◆ **SET TASK**:
Repeat the material in full. Keep every line exactly as it is.

(Entries taken from a collection)

** BEGIN **

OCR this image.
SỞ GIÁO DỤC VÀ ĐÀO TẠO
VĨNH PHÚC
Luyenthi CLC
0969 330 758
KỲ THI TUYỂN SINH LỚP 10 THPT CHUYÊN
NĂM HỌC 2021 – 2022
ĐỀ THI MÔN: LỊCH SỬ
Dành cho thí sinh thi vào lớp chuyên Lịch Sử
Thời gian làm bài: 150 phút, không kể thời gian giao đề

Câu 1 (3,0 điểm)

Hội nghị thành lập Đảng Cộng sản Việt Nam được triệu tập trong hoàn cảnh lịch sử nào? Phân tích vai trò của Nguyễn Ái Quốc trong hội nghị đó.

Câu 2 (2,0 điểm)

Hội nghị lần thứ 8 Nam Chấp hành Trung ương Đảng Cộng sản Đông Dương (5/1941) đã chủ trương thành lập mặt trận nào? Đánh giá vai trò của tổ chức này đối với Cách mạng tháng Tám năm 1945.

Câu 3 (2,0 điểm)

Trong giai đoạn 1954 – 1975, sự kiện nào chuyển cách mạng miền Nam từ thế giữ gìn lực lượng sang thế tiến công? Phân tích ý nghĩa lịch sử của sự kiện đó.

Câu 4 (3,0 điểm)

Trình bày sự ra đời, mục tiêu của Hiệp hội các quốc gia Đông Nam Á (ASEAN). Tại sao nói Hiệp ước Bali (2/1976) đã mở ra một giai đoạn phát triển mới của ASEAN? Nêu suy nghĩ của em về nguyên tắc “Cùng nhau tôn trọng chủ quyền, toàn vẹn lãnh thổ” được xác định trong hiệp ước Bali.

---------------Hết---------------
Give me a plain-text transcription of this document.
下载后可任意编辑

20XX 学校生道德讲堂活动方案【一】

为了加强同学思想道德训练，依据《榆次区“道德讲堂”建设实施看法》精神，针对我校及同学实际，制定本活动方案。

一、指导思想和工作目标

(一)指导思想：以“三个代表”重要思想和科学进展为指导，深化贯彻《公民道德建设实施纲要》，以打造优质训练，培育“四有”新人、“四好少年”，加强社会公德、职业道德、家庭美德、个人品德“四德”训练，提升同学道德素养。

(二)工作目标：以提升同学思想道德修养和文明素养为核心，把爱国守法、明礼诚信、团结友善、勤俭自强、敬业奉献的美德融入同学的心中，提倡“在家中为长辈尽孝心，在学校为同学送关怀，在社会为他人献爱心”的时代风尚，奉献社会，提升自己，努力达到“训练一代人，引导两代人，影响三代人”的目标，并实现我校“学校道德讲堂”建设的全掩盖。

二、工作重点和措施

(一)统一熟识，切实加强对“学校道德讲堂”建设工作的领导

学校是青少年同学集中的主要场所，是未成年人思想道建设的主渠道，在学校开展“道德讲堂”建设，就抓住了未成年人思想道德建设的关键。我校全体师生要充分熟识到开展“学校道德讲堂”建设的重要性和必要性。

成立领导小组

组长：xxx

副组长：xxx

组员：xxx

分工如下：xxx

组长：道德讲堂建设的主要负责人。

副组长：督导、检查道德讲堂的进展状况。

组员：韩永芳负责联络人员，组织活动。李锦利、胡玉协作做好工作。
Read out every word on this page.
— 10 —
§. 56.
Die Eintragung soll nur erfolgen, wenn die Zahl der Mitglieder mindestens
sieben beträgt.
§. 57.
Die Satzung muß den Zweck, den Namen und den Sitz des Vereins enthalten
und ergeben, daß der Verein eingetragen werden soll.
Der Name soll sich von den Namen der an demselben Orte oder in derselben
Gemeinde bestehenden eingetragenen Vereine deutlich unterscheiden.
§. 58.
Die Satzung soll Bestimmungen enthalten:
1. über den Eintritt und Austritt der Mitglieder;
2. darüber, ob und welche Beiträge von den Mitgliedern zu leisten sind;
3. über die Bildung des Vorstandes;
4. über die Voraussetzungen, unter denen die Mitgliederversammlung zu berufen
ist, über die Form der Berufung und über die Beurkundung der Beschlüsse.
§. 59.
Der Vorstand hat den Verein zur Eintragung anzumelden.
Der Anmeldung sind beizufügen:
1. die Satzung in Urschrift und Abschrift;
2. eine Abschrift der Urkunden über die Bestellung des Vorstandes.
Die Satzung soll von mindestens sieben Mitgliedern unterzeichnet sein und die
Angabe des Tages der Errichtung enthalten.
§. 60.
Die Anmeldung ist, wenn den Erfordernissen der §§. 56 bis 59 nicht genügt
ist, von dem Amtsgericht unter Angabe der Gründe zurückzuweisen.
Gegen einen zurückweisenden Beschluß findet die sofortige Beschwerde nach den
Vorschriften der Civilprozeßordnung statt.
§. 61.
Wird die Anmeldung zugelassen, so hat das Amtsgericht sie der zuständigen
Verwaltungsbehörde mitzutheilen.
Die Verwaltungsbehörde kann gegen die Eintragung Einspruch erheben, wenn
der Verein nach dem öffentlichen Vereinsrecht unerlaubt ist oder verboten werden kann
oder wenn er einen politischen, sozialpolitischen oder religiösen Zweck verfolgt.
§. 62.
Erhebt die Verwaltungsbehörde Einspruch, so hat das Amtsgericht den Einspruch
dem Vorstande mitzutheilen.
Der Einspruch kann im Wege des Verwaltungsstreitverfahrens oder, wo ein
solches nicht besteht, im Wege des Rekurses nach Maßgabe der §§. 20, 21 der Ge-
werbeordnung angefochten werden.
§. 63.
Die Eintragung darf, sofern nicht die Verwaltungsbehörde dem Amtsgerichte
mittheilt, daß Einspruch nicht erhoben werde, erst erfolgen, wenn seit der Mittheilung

** END **

◆ **IN RESPONSE**:
OCR this image.
SỞ GIÁO DỤC VÀ ĐÀO TẠO
VĨNH PHÚC
Luyenthi CLC
0969 330 758
KỲ THI TUYỂN SINH LỚP 10 THPT CHUYÊN
NĂM HỌC 2021 – 2022
ĐỀ THI MÔN: LỊCH SỬ
Dành cho thí sinh thi vào lớp chuyên Lịch Sử
Thời gian làm bài: 150 phút, không kể thời gian giao đề

Câu 1 (3,0 điểm)

Hội nghị thành lập Đảng Cộng sản Việt Nam được triệu tập trong hoàn cảnh lịch sử nào? Phân tích vai trò của Nguyễn Ái Quốc trong hội nghị đó.

Câu 2 (2,0 điểm)

Hội nghị lần thứ 8 Nam Chấp hành Trung ương Đảng Cộng sản Đông Dương (5/1941) đã chủ trương thành lập mặt trận nào? Đánh giá vai trò của tổ chức này đối với Cách mạng tháng Tám năm 1945.

Câu 3 (2,0 điểm)

Trong giai đoạn 1954 – 1975, sự kiện nào chuyển cách mạng miền Nam từ thế giữ gìn lực lượng sang thế tiến công? Phân tích ý nghĩa lịch sử của sự kiện đó.

Câu 4 (3,0 điểm)

Trình bày sự ra đời, mục tiêu của Hiệp hội các quốc gia Đông Nam Á (ASEAN). Tại sao nói Hiệp ước Bali (2/1976) đã mở ra một giai đoạn phát triển mới của ASEAN? Nêu suy nghĩ của em về nguyên tắc “Cùng nhau tôn trọng chủ quyền, toàn vẹn lãnh thổ” được xác định trong hiệp ước Bali.

---------------Hết---------------
Give me a plain-text transcription of this document.
下载后可任意编辑

20XX 学校生道德讲堂活动方案【一】

为了加强同学思想道德训练，依据《榆次区“道德讲堂”建设实施看法》精神，针对我校及同学实际，制定本活动方案。

一、指导思想和工作目标

(一)指导思想：以“三个代表”重要思想和科学进展为指导，深化贯彻《公民道德建设实施纲要》，以打造优质训练，培育“四有”新人、“四好少年”，加强社会公德、职业道德、家庭美德、个人品德“四德”训练，提升同学道德素养。

(二)工作目标：以提升同学思想道德修养和文明素养为核心，把爱国守法、明礼诚信、团结友善、勤俭自强、敬业奉献的美德融入同学的心中，提倡“在家中为长辈尽孝心，在学校为同学送关怀，在社会为他人献爱心”的时代风尚，奉献社会，提升自己，努力达到“训练一代人，引导两代人，影响三代人”的目标，并实现我校“学校道德讲堂”建设的全掩盖。

二、工作重点和措施

(一)统一熟识，切实加强对“学校道德讲堂”建设工作的领导

学校是青少年同学集中的主要场所，是未成年人思想道建设的主渠道，在学校开展“道德讲堂”建设，就抓住了未成年人思想道德建设的关键。我校全体师生要充分熟识到开展“学校道德讲堂”建设的重要性和必要性。

成立领导小组

组长：xxx

副组长：xxx

组员：xxx

分工如下：xxx

组长：道德讲堂建设的主要负责人。

副组长：督导、检查道德讲堂的进展状况。

组员：韩永芳负责联络人员，组织活动。李锦利、胡玉协作做好工作。
Read out every word on this page.
— 10 —
§. 56.
Die Eintragung soll nur erfolgen, wenn die Zahl der Mitglieder mindestens
sieben beträgt.
§. 57.
Die Satzung muß den Zweck, den Namen und den Sitz des Vereins enthalten
und ergeben, daß der Verein eingetragen werden soll.
Der Name soll sich von den Namen der an demselben Orte oder in derselben
Gemeinde bestehenden eingetragenen Vereine deutlich unterscheiden.
§. 58.
Die Satzung soll Bestimmungen enthalten:
1. über den Eintritt und Austritt der Mitglieder;
2. darüber, ob und welche Beiträge von den Mitgliedern zu leisten sind;
3. über die Bildung des Vorstandes;
4. über die Voraussetzungen, unter denen die Mitgliederversammlung zu berufen
ist, über die Form der Berufung und über die Beurkundung der Beschlüsse.
§. 59.
Der Vorstand hat den Verein zur Eintragung anzumelden.
Der Anmeldung sind beizufügen:
1. die Satzung in Urschrift und Abschrift;
2. eine Abschrift der Urkunden über die Bestellung des Vorstandes.
Die Satzung soll von mindestens sieben Mitgliedern unterzeichnet sein und die
Angabe des Tages der Errichtung enthalten.
§. 60.
Die Anmeldung ist, wenn den Erfordernissen der §§. 56 bis 59 nicht genügt
ist, von dem Amtsgericht unter Angabe der Gründe zurückzuweisen.
Gegen einen zurückweisenden Beschluß findet die sofortige Beschwerde nach den
Vorschriften der Civilprozeßordnung statt.
§. 61.
Wird die Anmeldung zugelassen, so hat das Amtsgericht sie der zuständigen
Verwaltungsbehörde mitzutheilen.
Die Verwaltungsbehörde kann gegen die Eintragung Einspruch erheben, wenn
der Verein nach dem öffentlichen Vereinsrecht unerlaubt ist oder verboten werden kann
oder wenn er einen politischen, sozialpolitischen oder religiösen Zweck verfolgt.
§. 62.
Erhebt die Verwaltungsbehörde Einspruch, so hat das Amtsgericht den Einspruch
dem Vorstande mitzutheilen.
Der Einspruch kann im Wege des Verwaltungsstreitverfahrens oder, wo ein
solches nicht besteht, im Wege des Rekurses nach Maßgabe der §§. 20, 21 der Ge-
werbeordnung angefochten werden.
§. 63.
Die Eintragung darf, sofern nicht die Verwaltungsbehörde dem Amtsgerichte
mittheilt, daß Einspruch nicht erhoben werde, erst erfolgen, wenn seit der Mittheilung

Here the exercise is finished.